-- BEGIN Exercise data --
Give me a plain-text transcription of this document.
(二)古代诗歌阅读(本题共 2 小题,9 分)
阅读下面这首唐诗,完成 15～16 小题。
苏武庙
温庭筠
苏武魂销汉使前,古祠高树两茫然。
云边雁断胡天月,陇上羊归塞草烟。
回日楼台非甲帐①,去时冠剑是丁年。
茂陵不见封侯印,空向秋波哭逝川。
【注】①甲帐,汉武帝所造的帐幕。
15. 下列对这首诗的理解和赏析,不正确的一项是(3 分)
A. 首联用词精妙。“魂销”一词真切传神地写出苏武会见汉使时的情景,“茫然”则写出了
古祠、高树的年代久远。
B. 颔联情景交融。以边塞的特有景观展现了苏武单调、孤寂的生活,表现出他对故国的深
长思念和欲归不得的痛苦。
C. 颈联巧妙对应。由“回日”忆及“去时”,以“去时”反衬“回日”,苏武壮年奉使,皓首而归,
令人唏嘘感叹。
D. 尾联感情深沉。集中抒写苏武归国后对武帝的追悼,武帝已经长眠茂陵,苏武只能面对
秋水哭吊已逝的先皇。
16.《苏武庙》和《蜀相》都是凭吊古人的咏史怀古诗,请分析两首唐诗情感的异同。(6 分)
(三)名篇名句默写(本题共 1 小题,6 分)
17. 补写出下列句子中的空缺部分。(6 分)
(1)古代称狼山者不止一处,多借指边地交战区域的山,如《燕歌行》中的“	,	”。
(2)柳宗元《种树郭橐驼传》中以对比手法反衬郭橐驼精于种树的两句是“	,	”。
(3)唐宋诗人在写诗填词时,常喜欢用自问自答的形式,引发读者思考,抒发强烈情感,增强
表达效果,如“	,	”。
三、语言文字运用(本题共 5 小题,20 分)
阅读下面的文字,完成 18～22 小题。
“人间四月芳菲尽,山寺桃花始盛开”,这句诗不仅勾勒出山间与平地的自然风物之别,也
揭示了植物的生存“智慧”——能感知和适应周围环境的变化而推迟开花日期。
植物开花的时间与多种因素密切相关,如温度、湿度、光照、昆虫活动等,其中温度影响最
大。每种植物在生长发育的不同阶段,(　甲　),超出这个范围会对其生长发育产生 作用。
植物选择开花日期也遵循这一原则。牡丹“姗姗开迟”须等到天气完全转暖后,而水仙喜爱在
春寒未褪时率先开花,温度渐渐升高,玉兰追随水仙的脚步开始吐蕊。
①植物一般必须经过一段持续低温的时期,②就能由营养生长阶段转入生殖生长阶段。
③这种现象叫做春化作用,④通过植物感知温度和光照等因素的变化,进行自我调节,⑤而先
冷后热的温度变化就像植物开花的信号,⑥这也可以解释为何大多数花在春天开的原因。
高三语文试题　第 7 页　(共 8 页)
-- END Exercise data --
- Goal: All of the entries must be quoted exactly; please include each one.

- Response to the task:
Give me a plain-text transcription of this document.
(二)古代诗歌阅读(本题共 2 小题,9 分)
阅读下面这首唐诗,完成 15～16 小题。
苏武庙
温庭筠
苏武魂销汉使前,古祠高树两茫然。
云边雁断胡天月,陇上羊归塞草烟。
回日楼台非甲帐①,去时冠剑是丁年。
茂陵不见封侯印,空向秋波哭逝川。
【注】①甲帐,汉武帝所造的帐幕。
15. 下列对这首诗的理解和赏析,不正确的一项是(3 分)
A. 首联用词精妙。“魂销”一词真切传神地写出苏武会见汉使时的情景,“茫然”则写出了
古祠、高树的年代久远。
B. 颔联情景交融。以边塞的特有景观展现了苏武单调、孤寂的生活,表现出他对故国的深
长思念和欲归不得的痛苦。
C. 颈联巧妙对应。由“回日”忆及“去时”,以“去时”反衬“回日”,苏武壮年奉使,皓首而归,
令人唏嘘感叹。
D. 尾联感情深沉。集中抒写苏武归国后对武帝的追悼,武帝已经长眠茂陵,苏武只能面对
秋水哭吊已逝的先皇。
16.《苏武庙》和《蜀相》都是凭吊古人的咏史怀古诗,请分析两首唐诗情感的异同。(6 分)
(三)名篇名句默写(本题共 1 小题,6 分)
17. 补写出下列句子中的空缺部分。(6 分)
(1)古代称狼山者不止一处,多借指边地交战区域的山,如《燕歌行》中的“	,	”。
(2)柳宗元《种树郭橐驼传》中以对比手法反衬郭橐驼精于种树的两句是“	,	”。
(3)唐宋诗人在写诗填词时,常喜欢用自问自答的形式,引发读者思考,抒发强烈情感,增强
表达效果,如“	,	”。
三、语言文字运用(本题共 5 小题,20 分)
阅读下面的文字,完成 18～22 小题。
“人间四月芳菲尽,山寺桃花始盛开”,这句诗不仅勾勒出山间与平地的自然风物之别,也
揭示了植物的生存“智慧”——能感知和适应周围环境的变化而推迟开花日期。
植物开花的时间与多种因素密切相关,如温度、湿度、光照、昆虫活动等,其中温度影响最
大。每种植物在生长发育的不同阶段,(　甲　),超出这个范围会对其生长发育产生 作用。
植物选择开花日期也遵循这一原则。牡丹“姗姗开迟”须等到天气完全转暖后,而水仙喜爱在
春寒未褪时率先开花,温度渐渐升高,玉兰追随水仙的脚步开始吐蕊。
①植物一般必须经过一段持续低温的时期,②就能由营养生长阶段转入生殖生长阶段。
③这种现象叫做春化作用,④通过植物感知温度和光照等因素的变化,进行自我调节,⑤而先
冷后热的温度变化就像植物开花的信号,⑥这也可以解释为何大多数花在春天开的原因。
高三语文试题　第 7 页　(共 8 页)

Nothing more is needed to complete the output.